EXCERPTED TEXT »
A discrete-time information source can be modeled as a discrete-time random process \(P=\{X_k, k \ge 1\}\). \(P\) is an infinite collection of random variables indexed by the set of positive integers. The index \(k\) is referred to as the "time" index. Random variables \(X_k\) are called letters. We assume that all \(H(X_k)\) are finite.

The total entropy of a finite subset of \(\{X_k\}\) (\(H(X_k, k\in A)\) where \(A \subset P\)) is finite because of the independence bound for entropy and our assumption that all \(H(X_k)\) are finite. Apart from special cases the joint entropy of an infinite collection of letters is usually infinite, therefore it is generally not meaningful to discuss the entropy of \(P\).

An information source \(\{X_k\}\) is called stationary if \(X_1, X_2, \ldots, X_m\) and \(X_{1+l}, X_{2+l}, \ldots, X_{m+l}\) have the same joint distribution for any \(m, l \ge 1\).

For a sequence \((a_n)\), the Cesáro mean is defined as the sequence \((b_n)\), where \(b_n = \frac{1}{n}\sum_{i=1}^n a_i\). If \(a_n → a\) then \(b_n → a\).

Source stationary \(\implies\) the limit \(H_X^\prime\) exists \(\implies\) the entropy rate \(H_X\) exists and is equal to \(H_X^\prime\). (proof using stationarity and Cesáro mean) Therefore for stationary sources, \(H_X^\prime\) is simply an alternative definition/interpretation of the entropy rate.

3. The I-Measure

Shannon's information measures for \(n \ge 2\) random variables have a set-theoretic structure.


3.1 Preliminaries

The field \(\mathcal{F}_n\) generated by sets \(\tilde X_1, \tilde X_2, \ldots, \tilde X_n\) is the collection of sets which can be obtained by any sequence of usual set operations on \(\tilde X_1, \tilde X_2, \ldots, \tilde X_n\).

The atoms of \(\mathcal{F}_n\) are sets of the form \(\bigcap_{i=1}^n Y_i\) where \(Y_i\) is either \(\tilde X_i\) or \(\tilde X_1^C\).

A real function \(\mu\) defined on \(\mathcal{F}_n\) is called a signed measure if it is set-additive: for disjoint \(A, B\) in \(\mathcal{F}_n\): \(\mu(A \cup B) = \mu(A) + \mu(B)\).

A signed measure on \(\mathcal{F}_n\) is completely specified by its values on the atoms of \(\mathcal{F}_n\) , \(\{\mu(A), A \in \mathcal{A} \}\), since the values on other sets in \(\mathcal{F}_n\) can be obtained via set-additivity.
(\(\ast\)) A signed measure is furthermore completely specified by it's values on all unions \(\{\mu(B), B \in \mathcal{B} \}\) where \(\mathcal{B} = \{\tilde X_G : G \subset \mathcal{N_n}\}\).

3.3 Construction of the I-Measure \(\mu^\ast\)

Definition I-measure: Define \(\mu^\ast\) by setting $$\mu^\ast(\tilde X_G) = H(X_G)$$ for all non-empty \(G\subset \mathcal{N_n}\). This completely defines the measure as by (\(\ast\)). \(\mu^\ast\) is the unique signed measure on \(\mathcal{F_n}\) which is consistent with all information measures.

STATED EXERCISE A » List every numbered section heading in the excerpt on entropy and the I-measure, in order.

[Element-and-box listings]
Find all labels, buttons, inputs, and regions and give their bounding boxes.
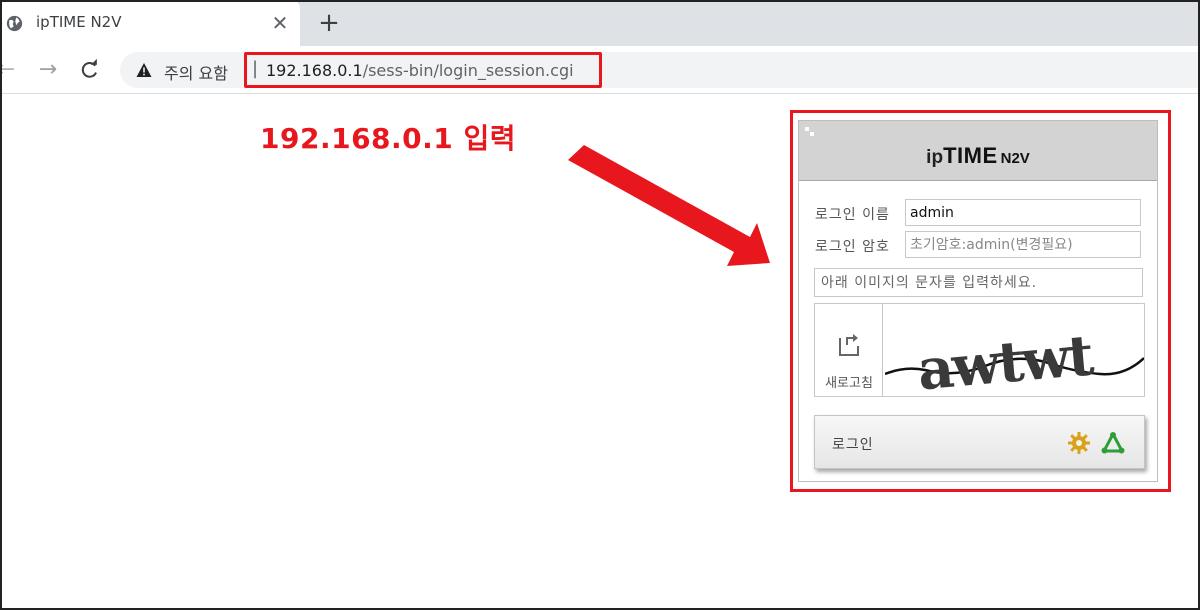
brand-model: N2V xyxy=(1000,150,1030,167)
username-label: 로그인 이름 xyxy=(815,207,890,223)
captcha-input[interactable] xyxy=(814,268,1143,297)
corner-decoration-icon xyxy=(805,127,814,136)
brand-ip: ip xyxy=(926,147,944,168)
brand-time: TIME xyxy=(943,143,998,168)
login-button-label: 로그인 xyxy=(832,437,874,453)
login-panel: ipTIMEN2V 로그인 이름 로그인 암호 새로고침 awtwt 로그인 xyxy=(798,120,1158,482)
refresh-label: 새로고침 xyxy=(825,376,873,391)
password-label: 로그인 암호 xyxy=(815,239,890,255)
network-icon[interactable] xyxy=(1101,431,1125,455)
captcha-refresh-button[interactable]: 새로고침 xyxy=(815,304,883,396)
gear-icon[interactable] xyxy=(1067,431,1091,455)
captcha-image: awtwt xyxy=(885,322,1144,394)
username-input[interactable] xyxy=(905,199,1141,226)
panel-header: ipTIME N2V xyxy=(799,121,1157,181)
refresh-icon xyxy=(839,334,859,356)
captcha-text: awtwt xyxy=(915,322,1097,394)
login-button[interactable]: 로그인 xyxy=(814,415,1145,469)
captcha-box: 새로고침 awtwt xyxy=(814,303,1145,397)
password-input[interactable] xyxy=(905,231,1141,258)
brand-logo: ipTIME N2V xyxy=(799,143,1157,169)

STATED EXERCISE B » In the records, duplicate the lines from the one holding "brand-model: N2V xyxy=(1000,150,1030,167)" through the one holding "login-panel: ipTIMEN2V 로그인", inclusive.

TASK OUTPUT A »
3. The I-Measure
3.1 Preliminaries
3.3 Construction of the I-Measure \(\mu^\ast\)

TASK OUTPUT B »
brand-model: N2V xyxy=(1000,150,1030,167)
username-label: 로그인 이름 xyxy=(815,207,890,223)
captcha-input[interactable] xyxy=(814,268,1143,297)
corner-decoration-icon xyxy=(805,127,814,136)
brand-ip: ip xyxy=(926,147,944,168)
brand-time: TIME xyxy=(943,143,998,168)
login-button-label: 로그인 xyxy=(832,437,874,453)
login-panel: ipTIMEN2V 로그인 이름 로그인 암호 새로고침 awtwt 로그인 xyxy=(798,120,1158,482)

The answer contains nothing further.